* The exercise: Reproduce every line of the material below word for word, without changing anything.

* Data section:
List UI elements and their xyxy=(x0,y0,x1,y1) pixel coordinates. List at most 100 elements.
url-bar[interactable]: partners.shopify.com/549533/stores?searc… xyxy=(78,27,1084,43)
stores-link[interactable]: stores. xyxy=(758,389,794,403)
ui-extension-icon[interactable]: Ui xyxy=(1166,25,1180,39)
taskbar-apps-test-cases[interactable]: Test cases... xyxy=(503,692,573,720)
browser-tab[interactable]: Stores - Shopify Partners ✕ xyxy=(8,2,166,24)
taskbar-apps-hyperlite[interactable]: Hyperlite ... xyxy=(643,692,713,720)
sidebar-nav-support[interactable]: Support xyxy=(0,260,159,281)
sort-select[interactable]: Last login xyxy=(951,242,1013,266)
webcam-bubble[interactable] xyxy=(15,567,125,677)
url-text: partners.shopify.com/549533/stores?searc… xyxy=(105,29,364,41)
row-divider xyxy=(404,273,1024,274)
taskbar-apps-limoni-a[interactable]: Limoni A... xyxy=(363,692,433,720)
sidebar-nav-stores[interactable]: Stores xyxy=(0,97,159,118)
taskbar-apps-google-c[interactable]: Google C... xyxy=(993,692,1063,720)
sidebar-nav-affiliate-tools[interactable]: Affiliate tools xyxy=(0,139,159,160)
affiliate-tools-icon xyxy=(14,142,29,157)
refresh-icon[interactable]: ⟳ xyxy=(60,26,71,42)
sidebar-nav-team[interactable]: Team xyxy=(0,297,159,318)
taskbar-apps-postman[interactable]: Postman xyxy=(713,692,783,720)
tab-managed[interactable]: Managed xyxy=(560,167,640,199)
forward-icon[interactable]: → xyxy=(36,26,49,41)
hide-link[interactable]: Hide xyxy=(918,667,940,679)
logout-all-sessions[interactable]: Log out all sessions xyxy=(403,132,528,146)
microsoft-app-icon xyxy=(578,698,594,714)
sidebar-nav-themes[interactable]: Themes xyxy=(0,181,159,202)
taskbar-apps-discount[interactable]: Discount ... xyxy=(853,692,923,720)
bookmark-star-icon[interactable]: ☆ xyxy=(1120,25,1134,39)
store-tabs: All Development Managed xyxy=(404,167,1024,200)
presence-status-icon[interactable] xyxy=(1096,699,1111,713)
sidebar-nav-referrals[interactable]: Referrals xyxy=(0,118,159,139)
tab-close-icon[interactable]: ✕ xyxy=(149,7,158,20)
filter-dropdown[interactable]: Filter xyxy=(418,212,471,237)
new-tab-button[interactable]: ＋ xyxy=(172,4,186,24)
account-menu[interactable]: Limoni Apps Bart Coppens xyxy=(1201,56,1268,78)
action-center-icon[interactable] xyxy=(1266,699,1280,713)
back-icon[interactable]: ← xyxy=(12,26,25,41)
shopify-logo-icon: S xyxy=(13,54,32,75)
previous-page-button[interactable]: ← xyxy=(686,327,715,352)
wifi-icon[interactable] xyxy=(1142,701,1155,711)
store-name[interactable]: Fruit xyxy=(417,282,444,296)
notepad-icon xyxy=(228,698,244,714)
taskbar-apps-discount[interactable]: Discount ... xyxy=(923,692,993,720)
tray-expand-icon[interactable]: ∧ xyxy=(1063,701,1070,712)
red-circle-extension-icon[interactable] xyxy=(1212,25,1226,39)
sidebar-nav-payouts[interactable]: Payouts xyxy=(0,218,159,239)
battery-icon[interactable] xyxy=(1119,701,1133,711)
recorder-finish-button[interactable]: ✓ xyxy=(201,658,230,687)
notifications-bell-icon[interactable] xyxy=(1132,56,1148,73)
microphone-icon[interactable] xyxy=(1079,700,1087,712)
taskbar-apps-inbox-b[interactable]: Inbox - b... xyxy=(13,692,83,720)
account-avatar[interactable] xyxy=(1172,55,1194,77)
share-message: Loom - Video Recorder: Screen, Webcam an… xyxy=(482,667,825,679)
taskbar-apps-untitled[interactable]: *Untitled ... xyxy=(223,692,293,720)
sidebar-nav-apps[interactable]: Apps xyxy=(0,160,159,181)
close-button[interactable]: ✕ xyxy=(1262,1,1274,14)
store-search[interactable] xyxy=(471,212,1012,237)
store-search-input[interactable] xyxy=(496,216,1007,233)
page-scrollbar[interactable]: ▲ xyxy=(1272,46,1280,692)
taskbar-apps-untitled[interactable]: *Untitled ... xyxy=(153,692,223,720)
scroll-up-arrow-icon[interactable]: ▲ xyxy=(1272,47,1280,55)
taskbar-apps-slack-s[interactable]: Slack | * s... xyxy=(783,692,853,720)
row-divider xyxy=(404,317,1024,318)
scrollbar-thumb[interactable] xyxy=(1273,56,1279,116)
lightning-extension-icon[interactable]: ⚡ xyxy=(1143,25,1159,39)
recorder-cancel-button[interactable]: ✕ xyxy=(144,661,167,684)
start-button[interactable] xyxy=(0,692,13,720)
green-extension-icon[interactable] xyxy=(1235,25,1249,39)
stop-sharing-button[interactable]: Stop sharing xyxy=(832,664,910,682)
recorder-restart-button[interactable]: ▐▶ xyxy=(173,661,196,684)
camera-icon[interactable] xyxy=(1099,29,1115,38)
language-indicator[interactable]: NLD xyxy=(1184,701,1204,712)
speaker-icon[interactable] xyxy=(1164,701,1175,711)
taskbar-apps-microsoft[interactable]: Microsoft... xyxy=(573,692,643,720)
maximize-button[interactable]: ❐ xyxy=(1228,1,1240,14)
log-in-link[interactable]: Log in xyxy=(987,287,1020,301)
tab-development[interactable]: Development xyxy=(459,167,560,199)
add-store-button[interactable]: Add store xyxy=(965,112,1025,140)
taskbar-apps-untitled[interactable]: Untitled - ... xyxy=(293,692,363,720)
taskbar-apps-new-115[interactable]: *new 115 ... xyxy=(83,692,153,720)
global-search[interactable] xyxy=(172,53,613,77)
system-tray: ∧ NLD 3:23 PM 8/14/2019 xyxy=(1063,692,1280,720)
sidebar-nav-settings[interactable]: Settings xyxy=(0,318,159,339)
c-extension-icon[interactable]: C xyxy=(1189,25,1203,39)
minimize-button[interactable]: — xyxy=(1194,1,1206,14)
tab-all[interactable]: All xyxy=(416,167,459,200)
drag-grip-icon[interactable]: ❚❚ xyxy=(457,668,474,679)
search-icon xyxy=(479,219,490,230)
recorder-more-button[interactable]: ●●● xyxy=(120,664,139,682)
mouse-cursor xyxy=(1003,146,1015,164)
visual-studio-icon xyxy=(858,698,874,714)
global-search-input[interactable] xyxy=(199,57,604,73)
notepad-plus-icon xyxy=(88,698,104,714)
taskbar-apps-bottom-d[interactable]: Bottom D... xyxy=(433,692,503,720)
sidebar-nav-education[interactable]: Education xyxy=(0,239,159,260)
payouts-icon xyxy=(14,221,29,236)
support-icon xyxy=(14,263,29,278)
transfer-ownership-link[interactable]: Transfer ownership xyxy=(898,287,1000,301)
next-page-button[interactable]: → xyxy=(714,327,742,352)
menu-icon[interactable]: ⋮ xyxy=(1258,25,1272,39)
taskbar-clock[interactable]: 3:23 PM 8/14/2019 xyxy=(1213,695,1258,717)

* The completed task:
List UI elements and their xyxy=(x0,y0,x1,y1) pixel coordinates. List at most 100 elements.
url-bar[interactable]: partners.shopify.com/549533/stores?searc… xyxy=(78,27,1084,43)
stores-link[interactable]: stores. xyxy=(758,389,794,403)
ui-extension-icon[interactable]: Ui xyxy=(1166,25,1180,39)
taskbar-apps-test-cases[interactable]: Test cases... xyxy=(503,692,573,720)
browser-tab[interactable]: Stores - Shopify Partners ✕ xyxy=(8,2,166,24)
taskbar-apps-hyperlite[interactable]: Hyperlite ... xyxy=(643,692,713,720)
sidebar-nav-support[interactable]: Support xyxy=(0,260,159,281)
sort-select[interactable]: Last login xyxy=(951,242,1013,266)
webcam-bubble[interactable] xyxy=(15,567,125,677)
url-text: partners.shopify.com/549533/stores?searc… xyxy=(105,29,364,41)
row-divider xyxy=(404,273,1024,274)
taskbar-apps-limoni-a[interactable]: Limoni A... xyxy=(363,692,433,720)
sidebar-nav-stores[interactable]: Stores xyxy=(0,97,159,118)
taskbar-apps-google-c[interactable]: Google C... xyxy=(993,692,1063,720)
sidebar-nav-affiliate-tools[interactable]: Affiliate tools xyxy=(0,139,159,160)
affiliate-tools-icon xyxy=(14,142,29,157)
refresh-icon[interactable]: ⟳ xyxy=(60,26,71,42)
sidebar-nav-team[interactable]: Team xyxy=(0,297,159,318)
taskbar-apps-postman[interactable]: Postman xyxy=(713,692,783,720)
tab-managed[interactable]: Managed xyxy=(560,167,640,199)
forward-icon[interactable]: → xyxy=(36,26,49,41)
hide-link[interactable]: Hide xyxy=(918,667,940,679)
logout-all-sessions[interactable]: Log out all sessions xyxy=(403,132,528,146)
microsoft-app-icon xyxy=(578,698,594,714)
sidebar-nav-themes[interactable]: Themes xyxy=(0,181,159,202)
taskbar-apps-discount[interactable]: Discount ... xyxy=(853,692,923,720)
bookmark-star-icon[interactable]: ☆ xyxy=(1120,25,1134,39)
store-tabs: All Development Managed xyxy=(404,167,1024,200)
presence-status-icon[interactable] xyxy=(1096,699,1111,713)
sidebar-nav-referrals[interactable]: Referrals xyxy=(0,118,159,139)
tab-close-icon[interactable]: ✕ xyxy=(149,7,158,20)
filter-dropdown[interactable]: Filter xyxy=(418,212,471,237)
new-tab-button[interactable]: ＋ xyxy=(172,4,186,24)
account-menu[interactable]: Limoni Apps Bart Coppens xyxy=(1201,56,1268,78)
action-center-icon[interactable] xyxy=(1266,699,1280,713)
back-icon[interactable]: ← xyxy=(12,26,25,41)
shopify-logo-icon: S xyxy=(13,54,32,75)
previous-page-button[interactable]: ← xyxy=(686,327,715,352)
wifi-icon[interactable] xyxy=(1142,701,1155,711)
store-name[interactable]: Fruit xyxy=(417,282,444,296)
notepad-icon xyxy=(228,698,244,714)
taskbar-apps-discount[interactable]: Discount ... xyxy=(923,692,993,720)
tray-expand-icon[interactable]: ∧ xyxy=(1063,701,1070,712)
red-circle-extension-icon[interactable] xyxy=(1212,25,1226,39)
sidebar-nav-payouts[interactable]: Payouts xyxy=(0,218,159,239)
battery-icon[interactable] xyxy=(1119,701,1133,711)
recorder-finish-button[interactable]: ✓ xyxy=(201,658,230,687)
notifications-bell-icon[interactable] xyxy=(1132,56,1148,73)
microphone-icon[interactable] xyxy=(1079,700,1087,712)
taskbar-apps-inbox-b[interactable]: Inbox - b... xyxy=(13,692,83,720)
account-avatar[interactable] xyxy=(1172,55,1194,77)
share-message: Loom - Video Recorder: Screen, Webcam an… xyxy=(482,667,825,679)
taskbar-apps-untitled[interactable]: *Untitled ... xyxy=(223,692,293,720)
sidebar-nav-apps[interactable]: Apps xyxy=(0,160,159,181)
close-button[interactable]: ✕ xyxy=(1262,1,1274,14)
store-search[interactable] xyxy=(471,212,1012,237)
store-search-input[interactable] xyxy=(496,216,1007,233)
page-scrollbar[interactable]: ▲ xyxy=(1272,46,1280,692)
taskbar-apps-untitled[interactable]: *Untitled ... xyxy=(153,692,223,720)
scroll-up-arrow-icon[interactable]: ▲ xyxy=(1272,47,1280,55)
taskbar-apps-slack-s[interactable]: Slack | * s... xyxy=(783,692,853,720)
row-divider xyxy=(404,317,1024,318)
scrollbar-thumb[interactable] xyxy=(1273,56,1279,116)
lightning-extension-icon[interactable]: ⚡ xyxy=(1143,25,1159,39)
recorder-cancel-button[interactable]: ✕ xyxy=(144,661,167,684)
start-button[interactable] xyxy=(0,692,13,720)
green-extension-icon[interactable] xyxy=(1235,25,1249,39)
stop-sharing-button[interactable]: Stop sharing xyxy=(832,664,910,682)
recorder-restart-button[interactable]: ▐▶ xyxy=(173,661,196,684)
camera-icon[interactable] xyxy=(1099,29,1115,38)
language-indicator[interactable]: NLD xyxy=(1184,701,1204,712)
speaker-icon[interactable] xyxy=(1164,701,1175,711)
taskbar-apps-microsoft[interactable]: Microsoft... xyxy=(573,692,643,720)
maximize-button[interactable]: ❐ xyxy=(1228,1,1240,14)
log-in-link[interactable]: Log in xyxy=(987,287,1020,301)
tab-development[interactable]: Development xyxy=(459,167,560,199)
add-store-button[interactable]: Add store xyxy=(965,112,1025,140)
taskbar-apps-untitled[interactable]: Untitled - ... xyxy=(293,692,363,720)
taskbar-apps-new-115[interactable]: *new 115 ... xyxy=(83,692,153,720)
global-search[interactable] xyxy=(172,53,613,77)
system-tray: ∧ NLD 3:23 PM 8/14/2019 xyxy=(1063,692,1280,720)
sidebar-nav-settings[interactable]: Settings xyxy=(0,318,159,339)
c-extension-icon[interactable]: C xyxy=(1189,25,1203,39)
minimize-button[interactable]: — xyxy=(1194,1,1206,14)
tab-all[interactable]: All xyxy=(416,167,459,200)
drag-grip-icon[interactable]: ❚❚ xyxy=(457,668,474,679)
search-icon xyxy=(479,219,490,230)
recorder-more-button[interactable]: ●●● xyxy=(120,664,139,682)
mouse-cursor xyxy=(1003,146,1015,164)
visual-studio-icon xyxy=(858,698,874,714)
global-search-input[interactable] xyxy=(199,57,604,73)
notepad-plus-icon xyxy=(88,698,104,714)
taskbar-apps-bottom-d[interactable]: Bottom D... xyxy=(433,692,503,720)
sidebar-nav-education[interactable]: Education xyxy=(0,239,159,260)
payouts-icon xyxy=(14,221,29,236)
support-icon xyxy=(14,263,29,278)
transfer-ownership-link[interactable]: Transfer ownership xyxy=(898,287,1000,301)
next-page-button[interactable]: → xyxy=(714,327,742,352)
menu-icon[interactable]: ⋮ xyxy=(1258,25,1272,39)
taskbar-clock[interactable]: 3:23 PM 8/14/2019 xyxy=(1213,695,1258,717)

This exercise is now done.